Here are some entries; quote each one exactly.

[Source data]
==========
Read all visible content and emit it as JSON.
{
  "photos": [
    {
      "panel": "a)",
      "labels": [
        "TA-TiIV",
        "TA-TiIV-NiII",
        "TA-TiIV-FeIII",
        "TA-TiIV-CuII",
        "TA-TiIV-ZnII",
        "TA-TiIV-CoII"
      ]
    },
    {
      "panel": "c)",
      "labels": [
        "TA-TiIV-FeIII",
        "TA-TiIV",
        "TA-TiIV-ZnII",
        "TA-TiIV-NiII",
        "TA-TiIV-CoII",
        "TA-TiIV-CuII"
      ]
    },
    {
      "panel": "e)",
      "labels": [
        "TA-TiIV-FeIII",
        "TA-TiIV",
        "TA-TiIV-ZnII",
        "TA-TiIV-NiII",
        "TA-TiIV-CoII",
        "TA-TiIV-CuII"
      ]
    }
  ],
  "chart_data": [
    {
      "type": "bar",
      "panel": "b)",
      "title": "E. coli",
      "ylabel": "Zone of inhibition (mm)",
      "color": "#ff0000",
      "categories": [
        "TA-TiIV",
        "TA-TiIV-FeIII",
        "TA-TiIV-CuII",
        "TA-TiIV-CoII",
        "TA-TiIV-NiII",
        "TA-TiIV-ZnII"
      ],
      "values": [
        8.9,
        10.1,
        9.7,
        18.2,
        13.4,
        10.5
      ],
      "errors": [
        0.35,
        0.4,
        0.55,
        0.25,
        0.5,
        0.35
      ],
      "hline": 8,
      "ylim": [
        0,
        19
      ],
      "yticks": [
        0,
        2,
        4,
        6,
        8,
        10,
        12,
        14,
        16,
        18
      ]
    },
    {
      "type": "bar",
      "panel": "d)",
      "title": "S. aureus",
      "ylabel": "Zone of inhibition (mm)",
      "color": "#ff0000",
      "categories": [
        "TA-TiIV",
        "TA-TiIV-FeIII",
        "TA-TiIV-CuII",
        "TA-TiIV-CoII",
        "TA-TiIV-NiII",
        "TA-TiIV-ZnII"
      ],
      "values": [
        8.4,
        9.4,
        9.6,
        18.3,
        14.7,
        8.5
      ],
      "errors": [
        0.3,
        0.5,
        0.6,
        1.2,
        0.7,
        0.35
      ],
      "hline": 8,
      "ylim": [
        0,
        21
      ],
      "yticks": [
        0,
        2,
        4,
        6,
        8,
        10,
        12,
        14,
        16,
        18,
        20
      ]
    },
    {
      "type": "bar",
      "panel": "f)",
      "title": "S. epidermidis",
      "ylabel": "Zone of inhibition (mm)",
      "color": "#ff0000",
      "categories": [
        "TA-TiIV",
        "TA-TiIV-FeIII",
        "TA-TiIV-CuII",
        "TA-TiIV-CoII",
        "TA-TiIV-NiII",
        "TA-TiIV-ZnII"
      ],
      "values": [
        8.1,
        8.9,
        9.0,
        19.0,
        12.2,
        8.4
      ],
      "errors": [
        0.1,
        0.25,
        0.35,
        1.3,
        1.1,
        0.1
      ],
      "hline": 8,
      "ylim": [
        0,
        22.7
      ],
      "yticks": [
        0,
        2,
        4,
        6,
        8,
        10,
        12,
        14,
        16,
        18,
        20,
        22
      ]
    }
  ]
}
==========
# Exercise output
Read all visible content and emit it as JSON.
{
  "photos": [
    {
      "panel": "a)",
      "labels": [
        "TA-TiIV",
        "TA-TiIV-NiII",
        "TA-TiIV-FeIII",
        "TA-TiIV-CuII",
        "TA-TiIV-ZnII",
        "TA-TiIV-CoII"
      ]
    },
    {
      "panel": "c)",
      "labels": [
        "TA-TiIV-FeIII",
        "TA-TiIV",
        "TA-TiIV-ZnII",
        "TA-TiIV-NiII",
        "TA-TiIV-CoII",
        "TA-TiIV-CuII"
      ]
    },
    {
      "panel": "e)",
      "labels": [
        "TA-TiIV-FeIII",
        "TA-TiIV",
        "TA-TiIV-ZnII",
        "TA-TiIV-NiII",
        "TA-TiIV-CoII",
        "TA-TiIV-CuII"
      ]
    }
  ],
  "chart_data": [
    {
      "type": "bar",
      "panel": "b)",
      "title": "E. coli",
      "ylabel": "Zone of inhibition (mm)",
      "color": "#ff0000",
      "categories": [
        "TA-TiIV",
        "TA-TiIV-FeIII",
        "TA-TiIV-CuII",
        "TA-TiIV-CoII",
        "TA-TiIV-NiII",
        "TA-TiIV-ZnII"
      ],
      "values": [
        8.9,
        10.1,
        9.7,
        18.2,
        13.4,
        10.5
      ],
      "errors": [
        0.35,
        0.4,
        0.55,
        0.25,
        0.5,
        0.35
      ],
      "hline": 8,
      "ylim": [
        0,
        19
      ],
      "yticks": [
        0,
        2,
        4,
        6,
        8,
        10,
        12,
        14,
        16,
        18
      ]
    },
    {
      "type": "bar",
      "panel": "d)",
      "title": "S. aureus",
      "ylabel": "Zone of inhibition (mm)",
      "color": "#ff0000",
      "categories": [
        "TA-TiIV",
        "TA-TiIV-FeIII",
        "TA-TiIV-CuII",
        "TA-TiIV-CoII",
        "TA-TiIV-NiII",
        "TA-TiIV-ZnII"
      ],
      "values": [
        8.4,
        9.4,
        9.6,
        18.3,
        14.7,
        8.5
      ],
      "errors": [
        0.3,
        0.5,
        0.6,
        1.2,
        0.7,
        0.35
      ],
      "hline": 8,
      "ylim": [
        0,
        21
      ],
      "yticks": [
        0,
        2,
        4,
        6,
        8,
        10,
        12,
        14,
        16,
        18,
        20
      ]
    },
    {
      "type": "bar",
      "panel": "f)",
      "title": "S. epidermidis",
      "ylabel": "Zone of inhibition (mm)",
      "color": "#ff0000",
      "categories": [
        "TA-TiIV",
        "TA-TiIV-FeIII",
        "TA-TiIV-CuII",
        "TA-TiIV-CoII",
        "TA-TiIV-NiII",
        "TA-TiIV-ZnII"
      ],
      "values": [
        8.1,
        8.9,
        9.0,
        19.0,
        12.2,
        8.4
      ],
      "errors": [
        0.1,
        0.25,
        0.35,
        1.3,
        1.1,
        0.1
      ],
      "hline": 8,
      "ylim": [
        0,
        22.7
      ],
      "yticks": [
        0,
        2,
        4,
        6,
        8,
        10,
        12,
        14,
        16,
        18,
        20,
        22
      ]
    }
  ]
}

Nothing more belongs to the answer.